- _Your goal_
Check the listing below for lines with the word "методов" and say how many there are, with nothing but the number.

- _Raw data_
┌──
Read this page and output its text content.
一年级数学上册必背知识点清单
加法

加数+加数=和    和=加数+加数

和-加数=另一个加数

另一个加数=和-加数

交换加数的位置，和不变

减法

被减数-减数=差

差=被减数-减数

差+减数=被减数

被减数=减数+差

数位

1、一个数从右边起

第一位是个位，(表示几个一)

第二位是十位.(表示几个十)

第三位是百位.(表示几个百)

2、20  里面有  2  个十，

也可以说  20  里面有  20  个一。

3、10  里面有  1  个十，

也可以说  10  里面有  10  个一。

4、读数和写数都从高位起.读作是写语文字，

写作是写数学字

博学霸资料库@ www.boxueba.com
└──
┌──
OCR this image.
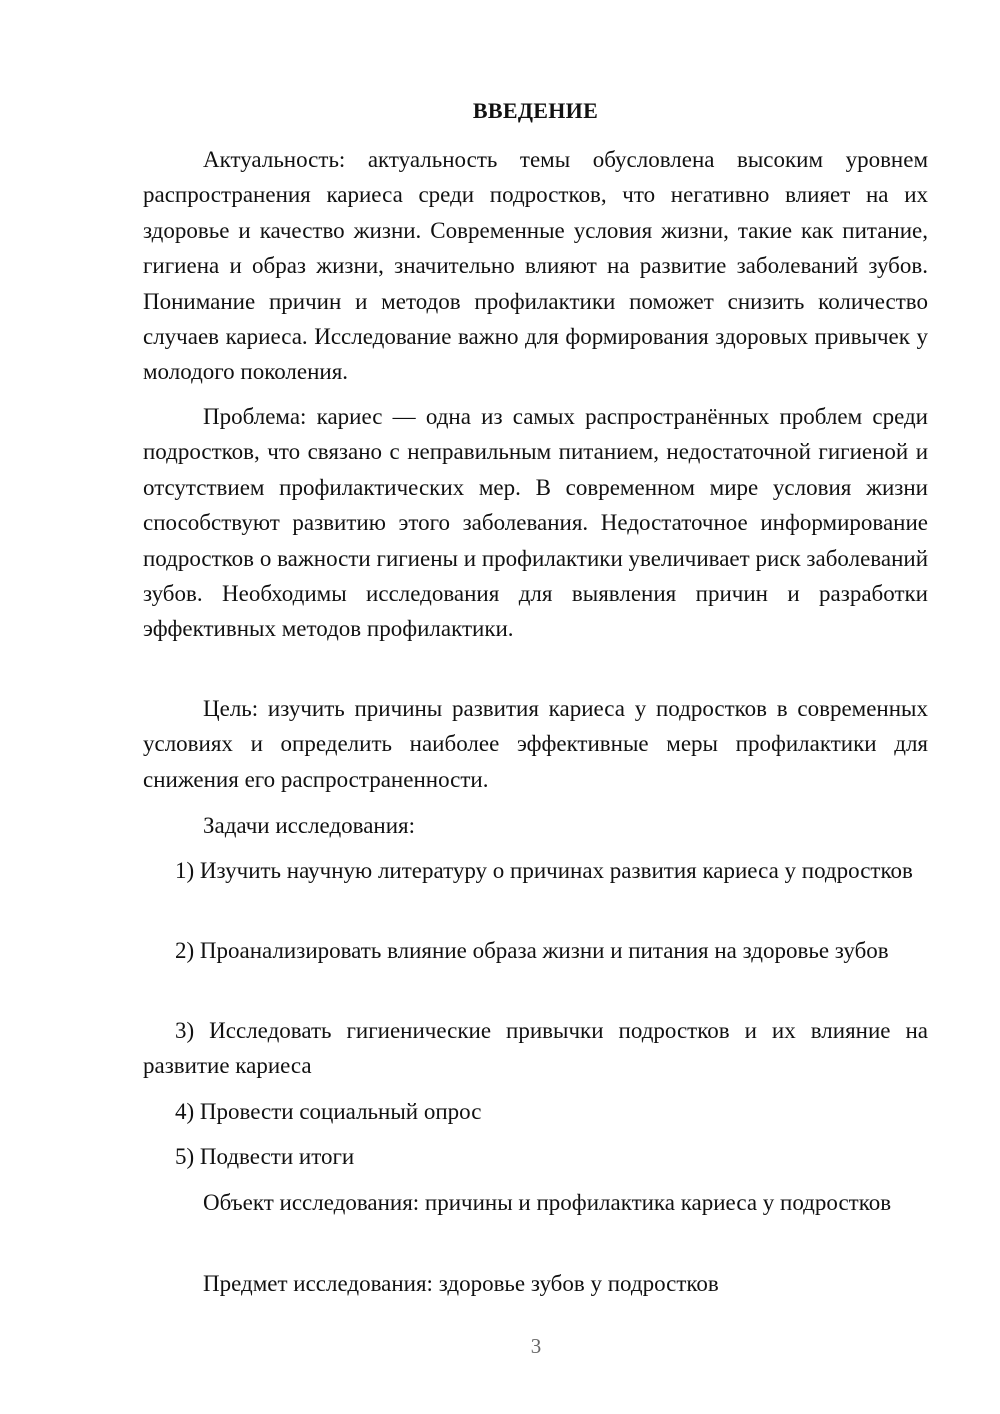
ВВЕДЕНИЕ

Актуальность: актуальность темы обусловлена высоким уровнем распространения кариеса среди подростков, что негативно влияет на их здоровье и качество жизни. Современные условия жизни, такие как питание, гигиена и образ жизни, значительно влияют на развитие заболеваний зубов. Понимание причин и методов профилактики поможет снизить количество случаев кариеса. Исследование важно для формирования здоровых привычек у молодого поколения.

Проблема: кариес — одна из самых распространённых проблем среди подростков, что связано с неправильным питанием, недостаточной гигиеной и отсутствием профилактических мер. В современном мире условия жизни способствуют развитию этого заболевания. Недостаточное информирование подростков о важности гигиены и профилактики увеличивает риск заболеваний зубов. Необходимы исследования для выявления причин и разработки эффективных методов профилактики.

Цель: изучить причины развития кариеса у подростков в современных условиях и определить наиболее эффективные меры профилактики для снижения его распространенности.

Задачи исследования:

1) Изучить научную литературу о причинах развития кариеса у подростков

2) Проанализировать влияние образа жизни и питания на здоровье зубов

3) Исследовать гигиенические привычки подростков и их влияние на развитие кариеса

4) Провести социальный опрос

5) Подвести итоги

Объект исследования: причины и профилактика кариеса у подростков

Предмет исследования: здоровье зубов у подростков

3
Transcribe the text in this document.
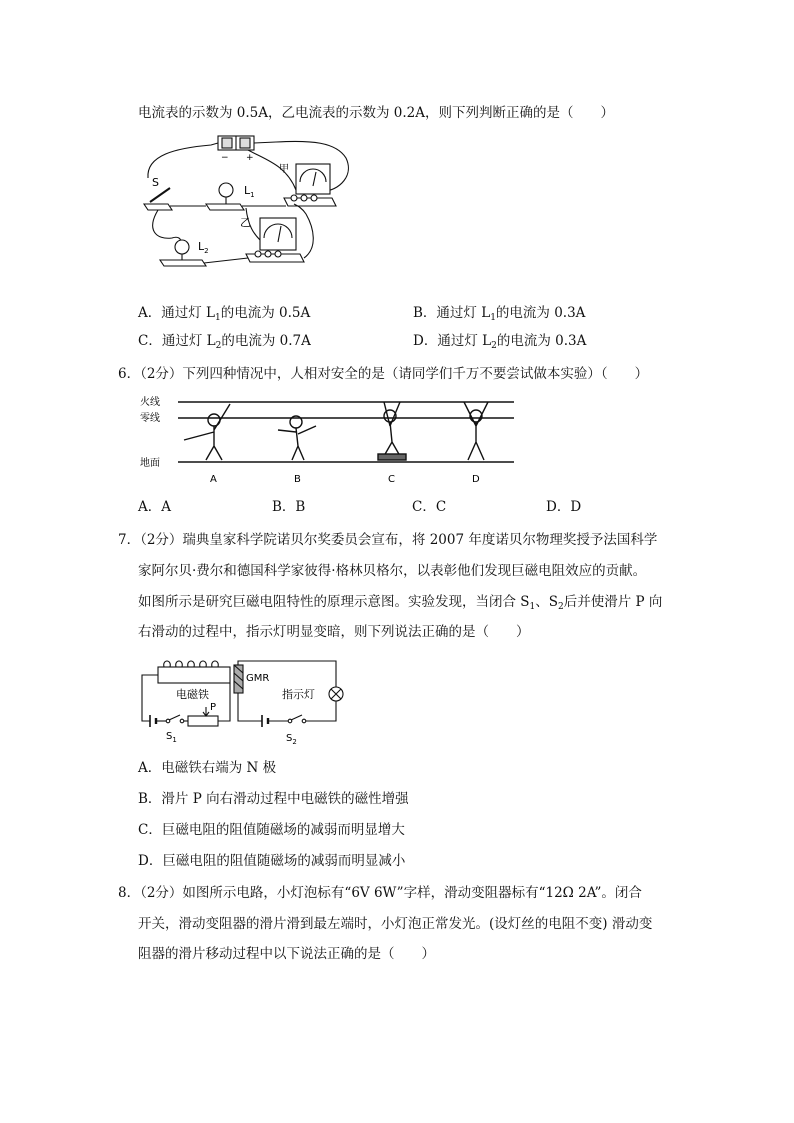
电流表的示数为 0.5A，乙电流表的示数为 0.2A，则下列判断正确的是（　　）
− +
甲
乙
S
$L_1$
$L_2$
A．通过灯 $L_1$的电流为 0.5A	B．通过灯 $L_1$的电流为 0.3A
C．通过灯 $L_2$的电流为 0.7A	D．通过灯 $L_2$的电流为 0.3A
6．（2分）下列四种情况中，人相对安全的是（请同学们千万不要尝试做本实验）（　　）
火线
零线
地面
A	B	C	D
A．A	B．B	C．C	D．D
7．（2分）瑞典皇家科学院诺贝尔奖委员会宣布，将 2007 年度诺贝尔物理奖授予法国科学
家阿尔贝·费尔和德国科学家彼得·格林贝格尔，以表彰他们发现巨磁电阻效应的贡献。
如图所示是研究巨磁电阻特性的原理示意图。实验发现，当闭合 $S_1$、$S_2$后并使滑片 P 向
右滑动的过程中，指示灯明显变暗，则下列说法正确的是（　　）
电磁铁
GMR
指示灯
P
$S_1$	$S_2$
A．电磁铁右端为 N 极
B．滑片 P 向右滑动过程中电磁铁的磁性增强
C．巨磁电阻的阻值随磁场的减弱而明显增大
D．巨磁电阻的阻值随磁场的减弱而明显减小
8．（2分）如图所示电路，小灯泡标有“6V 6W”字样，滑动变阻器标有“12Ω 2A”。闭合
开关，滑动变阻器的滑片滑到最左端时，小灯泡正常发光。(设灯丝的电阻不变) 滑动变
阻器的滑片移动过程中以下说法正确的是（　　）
└──
- _Reply to the exercise_
2